▶ **Alıntılanan metin**

ABD'de Kasım ayında yapılacak Başkanlık seçimleri tüm dünyanın gündeminde. Bunda elbette ABD'nin Soğuk Savaş döneminden bu yana kendisini "dünyanın jandarması" ilan edip, buna göre hareket etmiş olması en geçerli neden.
Cumhuriyetçi Parti'nin adayı, eski Başkan Donald Trump uğradığı bir suikast girişimi sonrasında neredeyse Kasım seçimlerinde zaferini garantileyecekti ki, Demokratlar'dan hiç beklenmeyen bir hamle geldi; Yaşı gereği fiziki ve mental yetersizliği artık şaka konusu olan ABD'nin mevcut Demokrat Başkanı Joe Biden ikinci kez aday olmayacağını açıkladı. Demokratlar'ın Başkan adayının ise, mevcut Başkan Yardımcısı Kamala Harris olacağı kesinleşti.
Harris'in yardımcı adayı; Tim Walz siyasette neyi temsil ediyor?
Harris, seçimlere birlikte gireceği Başkan Yardımcısı adayı olarak da Minnesota Valisi Tim Walz'i seçti.
Trump'ın kendisine Başkan Yardımcısı olması için seçtiği Senatör JD Vance, muhafazakar söylemde kimi zaman Trump'ı bile geçebilen, şahin bir siyasi karakter olarak tanınıyor Amerikan politikasında. Tim Walz ise daha sakin, ancak özellikle iki dönemdir yaptığı Valilik görevinde sonuç alan politikalarla adını duyurmuş bir politikacı.

▶ **Veri kayıtları**

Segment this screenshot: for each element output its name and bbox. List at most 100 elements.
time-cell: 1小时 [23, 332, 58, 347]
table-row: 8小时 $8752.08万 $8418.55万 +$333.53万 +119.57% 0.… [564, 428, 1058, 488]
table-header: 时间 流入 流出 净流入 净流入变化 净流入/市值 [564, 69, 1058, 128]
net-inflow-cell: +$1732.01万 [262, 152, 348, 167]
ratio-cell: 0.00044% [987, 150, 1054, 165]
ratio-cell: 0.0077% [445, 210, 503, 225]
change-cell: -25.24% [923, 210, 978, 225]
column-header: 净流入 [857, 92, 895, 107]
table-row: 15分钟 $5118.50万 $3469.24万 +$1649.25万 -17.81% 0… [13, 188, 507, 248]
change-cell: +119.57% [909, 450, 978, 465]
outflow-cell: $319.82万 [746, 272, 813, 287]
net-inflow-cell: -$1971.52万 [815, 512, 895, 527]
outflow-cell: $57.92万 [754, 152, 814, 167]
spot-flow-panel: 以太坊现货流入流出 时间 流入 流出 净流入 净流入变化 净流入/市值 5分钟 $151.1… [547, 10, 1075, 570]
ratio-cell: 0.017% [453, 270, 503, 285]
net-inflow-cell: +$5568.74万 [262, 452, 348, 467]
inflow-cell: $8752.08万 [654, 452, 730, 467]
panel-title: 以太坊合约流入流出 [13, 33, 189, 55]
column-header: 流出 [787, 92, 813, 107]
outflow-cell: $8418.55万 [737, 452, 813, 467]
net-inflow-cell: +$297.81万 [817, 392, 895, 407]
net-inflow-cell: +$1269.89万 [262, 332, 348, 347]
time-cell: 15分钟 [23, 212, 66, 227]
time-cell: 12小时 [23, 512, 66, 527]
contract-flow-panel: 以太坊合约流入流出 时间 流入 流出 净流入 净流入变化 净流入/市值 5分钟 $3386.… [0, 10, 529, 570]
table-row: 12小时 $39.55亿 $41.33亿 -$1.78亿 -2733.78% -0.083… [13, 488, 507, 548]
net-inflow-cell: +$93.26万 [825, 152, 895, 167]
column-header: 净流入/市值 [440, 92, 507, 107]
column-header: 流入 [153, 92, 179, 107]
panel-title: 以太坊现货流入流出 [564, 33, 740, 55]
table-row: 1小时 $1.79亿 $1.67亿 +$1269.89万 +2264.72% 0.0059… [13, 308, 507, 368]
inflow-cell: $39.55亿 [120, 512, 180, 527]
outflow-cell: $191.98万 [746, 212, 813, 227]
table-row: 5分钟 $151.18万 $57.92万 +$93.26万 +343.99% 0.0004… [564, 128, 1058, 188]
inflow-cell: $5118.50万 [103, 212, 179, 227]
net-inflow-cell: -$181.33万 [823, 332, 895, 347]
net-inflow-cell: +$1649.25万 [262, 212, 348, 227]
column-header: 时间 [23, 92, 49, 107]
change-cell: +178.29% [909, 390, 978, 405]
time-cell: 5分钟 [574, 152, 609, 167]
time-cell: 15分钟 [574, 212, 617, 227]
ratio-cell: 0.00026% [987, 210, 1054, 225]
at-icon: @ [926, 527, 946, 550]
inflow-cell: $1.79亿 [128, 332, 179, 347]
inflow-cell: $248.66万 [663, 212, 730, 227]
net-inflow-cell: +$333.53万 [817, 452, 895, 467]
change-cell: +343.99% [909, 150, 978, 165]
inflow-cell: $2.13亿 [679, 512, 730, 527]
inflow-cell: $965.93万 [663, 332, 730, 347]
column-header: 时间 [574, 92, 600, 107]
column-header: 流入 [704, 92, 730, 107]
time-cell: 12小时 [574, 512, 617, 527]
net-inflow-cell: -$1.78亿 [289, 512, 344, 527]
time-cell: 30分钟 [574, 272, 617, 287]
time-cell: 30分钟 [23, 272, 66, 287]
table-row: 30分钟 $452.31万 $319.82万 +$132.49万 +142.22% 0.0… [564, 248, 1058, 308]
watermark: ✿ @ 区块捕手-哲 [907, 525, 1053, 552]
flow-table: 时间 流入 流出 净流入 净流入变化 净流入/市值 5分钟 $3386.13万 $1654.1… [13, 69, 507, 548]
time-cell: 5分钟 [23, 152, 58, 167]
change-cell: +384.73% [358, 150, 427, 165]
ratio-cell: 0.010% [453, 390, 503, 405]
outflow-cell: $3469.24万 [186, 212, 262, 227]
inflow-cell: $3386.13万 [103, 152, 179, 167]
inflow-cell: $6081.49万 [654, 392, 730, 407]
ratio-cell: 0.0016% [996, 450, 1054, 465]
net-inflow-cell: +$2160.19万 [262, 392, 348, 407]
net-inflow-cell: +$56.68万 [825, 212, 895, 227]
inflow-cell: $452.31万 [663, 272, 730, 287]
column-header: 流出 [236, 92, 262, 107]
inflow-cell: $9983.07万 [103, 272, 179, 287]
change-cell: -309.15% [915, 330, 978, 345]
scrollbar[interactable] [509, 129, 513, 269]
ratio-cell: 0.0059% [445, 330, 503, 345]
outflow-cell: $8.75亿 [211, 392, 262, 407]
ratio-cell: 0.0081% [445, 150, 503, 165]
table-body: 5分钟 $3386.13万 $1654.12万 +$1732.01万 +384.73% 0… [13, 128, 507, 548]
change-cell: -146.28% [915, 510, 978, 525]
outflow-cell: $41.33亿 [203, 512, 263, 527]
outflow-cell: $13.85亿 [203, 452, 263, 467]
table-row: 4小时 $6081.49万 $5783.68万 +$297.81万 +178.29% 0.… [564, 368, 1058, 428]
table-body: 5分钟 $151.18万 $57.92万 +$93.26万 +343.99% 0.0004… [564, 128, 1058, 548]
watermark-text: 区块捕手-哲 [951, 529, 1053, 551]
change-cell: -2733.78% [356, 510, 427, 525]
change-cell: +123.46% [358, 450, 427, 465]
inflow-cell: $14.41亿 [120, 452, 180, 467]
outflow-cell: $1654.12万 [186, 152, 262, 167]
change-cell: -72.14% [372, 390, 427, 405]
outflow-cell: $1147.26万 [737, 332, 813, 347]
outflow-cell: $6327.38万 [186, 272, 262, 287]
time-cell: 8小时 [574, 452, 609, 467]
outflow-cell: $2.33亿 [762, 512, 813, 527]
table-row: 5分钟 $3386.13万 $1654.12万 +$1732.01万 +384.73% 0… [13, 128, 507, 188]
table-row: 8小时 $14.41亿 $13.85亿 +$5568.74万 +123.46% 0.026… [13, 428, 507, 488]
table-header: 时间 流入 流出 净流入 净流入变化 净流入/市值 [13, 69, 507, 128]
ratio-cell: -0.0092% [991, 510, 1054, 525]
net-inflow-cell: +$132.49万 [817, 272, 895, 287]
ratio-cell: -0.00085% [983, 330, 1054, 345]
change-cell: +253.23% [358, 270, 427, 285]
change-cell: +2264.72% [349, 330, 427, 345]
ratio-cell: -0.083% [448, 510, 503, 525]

▶ **Görev amacı**
ABD başkanlık seçimleri üzerine yazılmış metnin devamını, son cümlesinin hemen ardından başlayarak yazın.

▶ **Alıştırma çıktısı**
Okullarda bedava yemek; silah alımının zorlaştırılması ve kürtajı serbest bırakan eyalet yasaları
Öğretmenlik mesleğinden gelen, bir dönem Amerikan ordusunda da görev yapmış olan Walz adını ilk olarak Minnesota'da girdiği Temsilciler Meclisi üyeliği yarışında geleneksel olarak Cumhuriyetçi seçmenlerin yaşadığı bölgeden büyük zaferle çıkan Demokrat aday olarak duyurmuştu. İki dönem Temsilciler Meclisi üyeliğinin ardından Minnesota'da Valilik yarışına giren Walz, bu yarışı da iki kez kazanmayı başardı. Özellikle ikinci dönem Minnesota Valiliği sırasında çıkmasının önünü açtığı yasalarla dikkat çekti. Bu yasalar arasında okullarda öğrencilere en az bir öğün bedava yemek sağlanması, silah satın almanın zorlaştırılması, Minnesota'nın kürtajın serbest olduğu eyaletler arasına girmesini sağlayan yasa da bulunuyor.
Walz'ın Çin macerası
Tim Walz'ın Minnesota'da yaptıkları aslında Trump-Vance'ın sözcülüğüne soyundukları Amerikan muhafazar kesiminin en karşı durduğu politikalar. Bunların dışında bir de Walz'ın geçmişindeki "Çin unsuru" var ki, Cumhuriyetçiler bunun üzerinde de "tepinmeye" başladılar bile.
Walz'ın üniversiteden mezun olduktan sonra genç bir öğretmen olarak Çin'e gidip, orada İngilizce dersleri vermiş olması, balayı için Çin'i seçmesi, Çince konuşabilmesi, Cumhuriyetçi medya tarafından hemen "Çin sempatizanı" olarak yaftalanmasını sağladı. O kadar ki, Trump döneminde ABD'nin Almanya Büyükelçiliği görevinde bulunmuş olan, Cumhuriyetçilerin sözcülerinden Richard Grenell "Komünist Çin Tim Walz'ın Kamala Harris tarafından Başkan Yardımcısı adayı olarak seçilmesinden çok mutlu" diye mesajlar paylaşamaya başladı.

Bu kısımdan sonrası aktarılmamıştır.